* **GIVEN EXERCISE**:
Scan the lines below; pull out those with "coolant".

Collected data:
—————
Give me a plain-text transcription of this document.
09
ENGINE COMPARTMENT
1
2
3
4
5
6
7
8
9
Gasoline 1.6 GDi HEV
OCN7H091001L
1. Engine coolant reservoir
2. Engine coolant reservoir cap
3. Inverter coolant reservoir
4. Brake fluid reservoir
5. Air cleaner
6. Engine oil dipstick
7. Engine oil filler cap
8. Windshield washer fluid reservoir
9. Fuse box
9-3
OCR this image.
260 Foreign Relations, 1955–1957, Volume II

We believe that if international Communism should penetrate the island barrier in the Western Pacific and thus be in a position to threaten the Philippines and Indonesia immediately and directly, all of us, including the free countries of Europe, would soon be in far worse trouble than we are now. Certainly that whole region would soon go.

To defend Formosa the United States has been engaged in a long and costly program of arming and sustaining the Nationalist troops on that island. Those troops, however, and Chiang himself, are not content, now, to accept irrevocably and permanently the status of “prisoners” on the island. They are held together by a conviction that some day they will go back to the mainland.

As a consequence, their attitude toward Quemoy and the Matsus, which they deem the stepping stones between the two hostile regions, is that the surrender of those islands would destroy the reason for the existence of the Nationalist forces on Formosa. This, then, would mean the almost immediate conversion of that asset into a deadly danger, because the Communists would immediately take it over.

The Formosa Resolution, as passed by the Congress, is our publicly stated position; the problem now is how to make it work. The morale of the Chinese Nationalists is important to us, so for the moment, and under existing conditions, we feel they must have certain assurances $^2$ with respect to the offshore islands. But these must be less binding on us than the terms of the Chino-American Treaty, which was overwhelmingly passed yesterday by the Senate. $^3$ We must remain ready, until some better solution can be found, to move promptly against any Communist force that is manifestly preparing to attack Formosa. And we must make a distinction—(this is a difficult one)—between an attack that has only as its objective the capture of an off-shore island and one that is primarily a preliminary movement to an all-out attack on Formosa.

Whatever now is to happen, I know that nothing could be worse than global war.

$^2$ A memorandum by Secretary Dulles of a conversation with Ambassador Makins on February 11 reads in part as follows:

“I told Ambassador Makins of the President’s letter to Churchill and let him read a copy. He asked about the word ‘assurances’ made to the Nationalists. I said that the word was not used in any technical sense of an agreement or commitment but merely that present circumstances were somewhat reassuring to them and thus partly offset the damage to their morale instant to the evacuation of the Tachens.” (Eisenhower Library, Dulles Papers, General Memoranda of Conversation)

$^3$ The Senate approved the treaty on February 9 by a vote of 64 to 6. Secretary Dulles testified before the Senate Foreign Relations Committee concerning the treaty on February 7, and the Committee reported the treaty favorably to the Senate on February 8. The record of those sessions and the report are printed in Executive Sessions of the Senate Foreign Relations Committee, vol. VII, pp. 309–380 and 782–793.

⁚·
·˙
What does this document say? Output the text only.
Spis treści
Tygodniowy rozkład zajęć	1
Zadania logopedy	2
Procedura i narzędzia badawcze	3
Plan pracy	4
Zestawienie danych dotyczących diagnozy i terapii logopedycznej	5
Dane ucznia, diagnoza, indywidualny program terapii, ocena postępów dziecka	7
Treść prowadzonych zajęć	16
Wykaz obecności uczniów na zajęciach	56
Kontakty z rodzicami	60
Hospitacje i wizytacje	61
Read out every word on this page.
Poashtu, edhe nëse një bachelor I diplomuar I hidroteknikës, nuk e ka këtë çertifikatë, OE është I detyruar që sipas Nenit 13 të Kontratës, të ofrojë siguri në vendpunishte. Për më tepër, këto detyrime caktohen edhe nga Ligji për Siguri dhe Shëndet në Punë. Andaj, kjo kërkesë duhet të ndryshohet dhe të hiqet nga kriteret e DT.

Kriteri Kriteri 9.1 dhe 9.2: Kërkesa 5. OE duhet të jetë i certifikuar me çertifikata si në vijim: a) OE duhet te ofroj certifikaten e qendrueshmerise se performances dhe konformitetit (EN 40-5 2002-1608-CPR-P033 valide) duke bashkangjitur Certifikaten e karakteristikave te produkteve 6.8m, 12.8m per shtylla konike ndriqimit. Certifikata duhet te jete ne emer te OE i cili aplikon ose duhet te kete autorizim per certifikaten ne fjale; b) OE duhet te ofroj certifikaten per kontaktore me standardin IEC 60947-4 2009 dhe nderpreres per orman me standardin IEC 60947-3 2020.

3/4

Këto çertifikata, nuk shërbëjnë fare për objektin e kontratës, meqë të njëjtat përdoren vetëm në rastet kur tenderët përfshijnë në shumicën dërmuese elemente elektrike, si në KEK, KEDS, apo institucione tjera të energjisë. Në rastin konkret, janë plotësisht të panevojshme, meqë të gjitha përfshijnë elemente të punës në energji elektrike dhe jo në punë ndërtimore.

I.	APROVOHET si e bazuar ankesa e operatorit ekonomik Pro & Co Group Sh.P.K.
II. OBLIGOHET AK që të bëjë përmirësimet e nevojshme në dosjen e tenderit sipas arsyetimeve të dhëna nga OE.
—————
* **RESPONSE TO THE TASK**:
1. Engine coolant reservoir
2. Engine coolant reservoir cap
3. Inverter coolant reservoir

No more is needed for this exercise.